═════ RECORDS SUPPLIED ═════
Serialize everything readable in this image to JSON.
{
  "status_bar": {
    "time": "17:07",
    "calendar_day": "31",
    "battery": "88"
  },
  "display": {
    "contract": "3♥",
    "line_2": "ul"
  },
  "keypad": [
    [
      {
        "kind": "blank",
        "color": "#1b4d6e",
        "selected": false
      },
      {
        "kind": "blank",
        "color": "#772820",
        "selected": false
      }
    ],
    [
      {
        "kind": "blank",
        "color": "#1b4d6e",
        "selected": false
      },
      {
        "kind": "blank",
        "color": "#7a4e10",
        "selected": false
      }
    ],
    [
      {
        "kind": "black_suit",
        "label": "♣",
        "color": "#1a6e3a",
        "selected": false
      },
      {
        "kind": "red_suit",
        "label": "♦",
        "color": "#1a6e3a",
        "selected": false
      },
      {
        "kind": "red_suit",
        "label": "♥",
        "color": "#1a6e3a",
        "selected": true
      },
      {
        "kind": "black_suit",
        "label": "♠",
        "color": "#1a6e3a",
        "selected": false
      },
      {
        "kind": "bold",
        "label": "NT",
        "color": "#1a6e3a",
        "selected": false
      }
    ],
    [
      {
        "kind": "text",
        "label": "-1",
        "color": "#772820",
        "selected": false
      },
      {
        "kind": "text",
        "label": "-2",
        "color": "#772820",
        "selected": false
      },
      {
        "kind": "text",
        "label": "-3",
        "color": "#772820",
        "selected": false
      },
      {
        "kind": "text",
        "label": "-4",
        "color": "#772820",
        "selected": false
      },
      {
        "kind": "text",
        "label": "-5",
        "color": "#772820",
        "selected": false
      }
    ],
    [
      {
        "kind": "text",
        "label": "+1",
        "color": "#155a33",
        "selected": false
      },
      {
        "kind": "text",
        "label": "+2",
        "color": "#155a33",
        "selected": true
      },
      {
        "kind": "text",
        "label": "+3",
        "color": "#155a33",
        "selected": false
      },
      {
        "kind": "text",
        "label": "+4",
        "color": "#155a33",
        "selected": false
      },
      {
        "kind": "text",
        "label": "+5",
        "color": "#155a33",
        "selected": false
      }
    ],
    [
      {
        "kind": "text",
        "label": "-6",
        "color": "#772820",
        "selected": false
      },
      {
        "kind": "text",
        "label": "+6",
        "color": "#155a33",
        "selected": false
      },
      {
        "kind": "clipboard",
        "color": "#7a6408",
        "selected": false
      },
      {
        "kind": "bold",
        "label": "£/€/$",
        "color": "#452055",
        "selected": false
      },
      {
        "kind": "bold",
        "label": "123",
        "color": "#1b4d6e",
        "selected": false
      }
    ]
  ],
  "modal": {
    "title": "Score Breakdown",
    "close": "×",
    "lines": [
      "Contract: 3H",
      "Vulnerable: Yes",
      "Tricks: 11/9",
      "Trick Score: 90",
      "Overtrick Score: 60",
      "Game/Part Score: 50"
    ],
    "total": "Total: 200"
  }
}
═════
EXERCISE GOAL: Write every record out again, unaltered.

WRITTEN ANSWER:
Serialize everything readable in this image to JSON.
{
  "status_bar": {
    "time": "17:07",
    "calendar_day": "31",
    "battery": "88"
  },
  "display": {
    "contract": "3♥",
    "line_2": "ul"
  },
  "keypad": [
    [
      {
        "kind": "blank",
        "color": "#1b4d6e",
        "selected": false
      },
      {
        "kind": "blank",
        "color": "#772820",
        "selected": false
      }
    ],
    [
      {
        "kind": "blank",
        "color": "#1b4d6e",
        "selected": false
      },
      {
        "kind": "blank",
        "color": "#7a4e10",
        "selected": false
      }
    ],
    [
      {
        "kind": "black_suit",
        "label": "♣",
        "color": "#1a6e3a",
        "selected": false
      },
      {
        "kind": "red_suit",
        "label": "♦",
        "color": "#1a6e3a",
        "selected": false
      },
      {
        "kind": "red_suit",
        "label": "♥",
        "color": "#1a6e3a",
        "selected": true
      },
      {
        "kind": "black_suit",
        "label": "♠",
        "color": "#1a6e3a",
        "selected": false
      },
      {
        "kind": "bold",
        "label": "NT",
        "color": "#1a6e3a",
        "selected": false
      }
    ],
    [
      {
        "kind": "text",
        "label": "-1",
        "color": "#772820",
        "selected": false
      },
      {
        "kind": "text",
        "label": "-2",
        "color": "#772820",
        "selected": false
      },
      {
        "kind": "text",
        "label": "-3",
        "color": "#772820",
        "selected": false
      },
      {
        "kind": "text",
        "label": "-4",
        "color": "#772820",
        "selected": false
      },
      {
        "kind": "text",
        "label": "-5",
        "color": "#772820",
        "selected": false
      }
    ],
    [
      {
        "kind": "text",
        "label": "+1",
        "color": "#155a33",
        "selected": false
      },
      {
        "kind": "text",
        "label": "+2",
        "color": "#155a33",
        "selected": true
      },
      {
        "kind": "text",
        "label": "+3",
        "color": "#155a33",
        "selected": false
      },
      {
        "kind": "text",
        "label": "+4",
        "color": "#155a33",
        "selected": false
      },
      {
        "kind": "text",
        "label": "+5",
        "color": "#155a33",
        "selected": false
      }
    ],
    [
      {
        "kind": "text",
        "label": "-6",
        "color": "#772820",
        "selected": false
      },
      {
        "kind": "text",
        "label": "+6",
        "color": "#155a33",
        "selected": false
      },
      {
        "kind": "clipboard",
        "color": "#7a6408",
        "selected": false
      },
      {
        "kind": "bold",
        "label": "£/€/$",
        "color": "#452055",
        "selected": false
      },
      {
        "kind": "bold",
        "label": "123",
        "color": "#1b4d6e",
        "selected": false
      }
    ]
  ],
  "modal": {
    "title": "Score Breakdown",
    "close": "×",
    "lines": [
      "Contract: 3H",
      "Vulnerable: Yes",
      "Tricks: 11/9",
      "Trick Score: 90",
      "Overtrick Score: 60",
      "Game/Part Score: 50"
    ],
    "total": "Total: 200"
  }
}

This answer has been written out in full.